▼▼▼

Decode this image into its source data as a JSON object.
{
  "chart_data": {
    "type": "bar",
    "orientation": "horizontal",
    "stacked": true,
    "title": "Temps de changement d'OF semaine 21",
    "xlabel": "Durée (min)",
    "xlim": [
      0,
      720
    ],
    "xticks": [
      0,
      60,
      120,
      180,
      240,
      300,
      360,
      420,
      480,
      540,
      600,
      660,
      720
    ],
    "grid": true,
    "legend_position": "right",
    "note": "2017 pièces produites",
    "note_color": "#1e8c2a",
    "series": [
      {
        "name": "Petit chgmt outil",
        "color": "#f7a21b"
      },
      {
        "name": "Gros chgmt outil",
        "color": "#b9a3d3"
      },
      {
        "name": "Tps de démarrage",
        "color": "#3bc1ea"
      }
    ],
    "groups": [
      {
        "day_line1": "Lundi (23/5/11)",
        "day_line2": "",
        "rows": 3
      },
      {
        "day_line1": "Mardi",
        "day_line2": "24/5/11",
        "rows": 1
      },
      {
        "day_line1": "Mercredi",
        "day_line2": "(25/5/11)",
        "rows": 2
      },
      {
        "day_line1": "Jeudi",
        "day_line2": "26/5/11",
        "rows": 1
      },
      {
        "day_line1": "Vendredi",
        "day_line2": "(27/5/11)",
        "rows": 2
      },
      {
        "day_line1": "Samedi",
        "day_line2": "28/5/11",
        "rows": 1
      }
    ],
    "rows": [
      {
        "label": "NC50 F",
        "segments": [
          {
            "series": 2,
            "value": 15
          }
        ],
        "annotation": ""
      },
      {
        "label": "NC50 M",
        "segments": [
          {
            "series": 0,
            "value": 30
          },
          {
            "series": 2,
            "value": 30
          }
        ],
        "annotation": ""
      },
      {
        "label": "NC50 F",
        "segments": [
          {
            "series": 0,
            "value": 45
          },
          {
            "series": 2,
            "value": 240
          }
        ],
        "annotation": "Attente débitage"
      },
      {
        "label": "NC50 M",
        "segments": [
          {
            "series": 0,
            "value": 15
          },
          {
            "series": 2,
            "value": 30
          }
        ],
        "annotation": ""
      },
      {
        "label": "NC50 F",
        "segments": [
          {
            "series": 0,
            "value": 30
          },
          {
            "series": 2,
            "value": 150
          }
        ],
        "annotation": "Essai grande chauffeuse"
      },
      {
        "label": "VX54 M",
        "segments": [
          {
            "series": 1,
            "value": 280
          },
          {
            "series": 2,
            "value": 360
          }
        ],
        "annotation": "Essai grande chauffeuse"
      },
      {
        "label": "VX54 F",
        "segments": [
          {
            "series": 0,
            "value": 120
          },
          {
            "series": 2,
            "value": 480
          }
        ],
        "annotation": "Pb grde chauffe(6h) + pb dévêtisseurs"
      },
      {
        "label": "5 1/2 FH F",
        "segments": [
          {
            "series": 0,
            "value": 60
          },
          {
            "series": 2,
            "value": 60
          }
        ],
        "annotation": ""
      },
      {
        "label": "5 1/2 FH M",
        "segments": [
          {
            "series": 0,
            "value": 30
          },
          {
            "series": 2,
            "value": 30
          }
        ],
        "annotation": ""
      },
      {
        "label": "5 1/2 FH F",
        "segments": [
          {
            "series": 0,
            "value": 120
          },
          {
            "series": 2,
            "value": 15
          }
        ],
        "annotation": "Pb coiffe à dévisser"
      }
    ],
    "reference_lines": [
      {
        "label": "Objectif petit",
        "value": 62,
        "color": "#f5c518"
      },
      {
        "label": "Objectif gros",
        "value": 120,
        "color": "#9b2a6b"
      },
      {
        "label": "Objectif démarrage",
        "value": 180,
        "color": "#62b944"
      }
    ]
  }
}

▲▲▲

Write out every line of the records exactly.

_Answer to this task:_
Decode this image into its source data as a JSON object.
{
  "chart_data": {
    "type": "bar",
    "orientation": "horizontal",
    "stacked": true,
    "title": "Temps de changement d'OF semaine 21",
    "xlabel": "Durée (min)",
    "xlim": [
      0,
      720
    ],
    "xticks": [
      0,
      60,
      120,
      180,
      240,
      300,
      360,
      420,
      480,
      540,
      600,
      660,
      720
    ],
    "grid": true,
    "legend_position": "right",
    "note": "2017 pièces produites",
    "note_color": "#1e8c2a",
    "series": [
      {
        "name": "Petit chgmt outil",
        "color": "#f7a21b"
      },
      {
        "name": "Gros chgmt outil",
        "color": "#b9a3d3"
      },
      {
        "name": "Tps de démarrage",
        "color": "#3bc1ea"
      }
    ],
    "groups": [
      {
        "day_line1": "Lundi (23/5/11)",
        "day_line2": "",
        "rows": 3
      },
      {
        "day_line1": "Mardi",
        "day_line2": "24/5/11",
        "rows": 1
      },
      {
        "day_line1": "Mercredi",
        "day_line2": "(25/5/11)",
        "rows": 2
      },
      {
        "day_line1": "Jeudi",
        "day_line2": "26/5/11",
        "rows": 1
      },
      {
        "day_line1": "Vendredi",
        "day_line2": "(27/5/11)",
        "rows": 2
      },
      {
        "day_line1": "Samedi",
        "day_line2": "28/5/11",
        "rows": 1
      }
    ],
    "rows": [
      {
        "label": "NC50 F",
        "segments": [
          {
            "series": 2,
            "value": 15
          }
        ],
        "annotation": ""
      },
      {
        "label": "NC50 M",
        "segments": [
          {
            "series": 0,
            "value": 30
          },
          {
            "series": 2,
            "value": 30
          }
        ],
        "annotation": ""
      },
      {
        "label": "NC50 F",
        "segments": [
          {
            "series": 0,
            "value": 45
          },
          {
            "series": 2,
            "value": 240
          }
        ],
        "annotation": "Attente débitage"
      },
      {
        "label": "NC50 M",
        "segments": [
          {
            "series": 0,
            "value": 15
          },
          {
            "series": 2,
            "value": 30
          }
        ],
        "annotation": ""
      },
      {
        "label": "NC50 F",
        "segments": [
          {
            "series": 0,
            "value": 30
          },
          {
            "series": 2,
            "value": 150
          }
        ],
        "annotation": "Essai grande chauffeuse"
      },
      {
        "label": "VX54 M",
        "segments": [
          {
            "series": 1,
            "value": 280
          },
          {
            "series": 2,
            "value": 360
          }
        ],
        "annotation": "Essai grande chauffeuse"
      },
      {
        "label": "VX54 F",
        "segments": [
          {
            "series": 0,
            "value": 120
          },
          {
            "series": 2,
            "value": 480
          }
        ],
        "annotation": "Pb grde chauffe(6h) + pb dévêtisseurs"
      },
      {
        "label": "5 1/2 FH F",
        "segments": [
          {
            "series": 0,
            "value": 60
          },
          {
            "series": 2,
            "value": 60
          }
        ],
        "annotation": ""
      },
      {
        "label": "5 1/2 FH M",
        "segments": [
          {
            "series": 0,
            "value": 30
          },
          {
            "series": 2,
            "value": 30
          }
        ],
        "annotation": ""
      },
      {
        "label": "5 1/2 FH F",
        "segments": [
          {
            "series": 0,
            "value": 120
          },
          {
            "series": 2,
            "value": 15
          }
        ],
        "annotation": "Pb coiffe à dévisser"
      }
    ],
    "reference_lines": [
      {
        "label": "Objectif petit",
        "value": 62,
        "color": "#f5c518"
      },
      {
        "label": "Objectif gros",
        "value": 120,
        "color": "#9b2a6b"
      },
      {
        "label": "Objectif démarrage",
        "value": 180,
        "color": "#62b944"
      }
    ]
  }
}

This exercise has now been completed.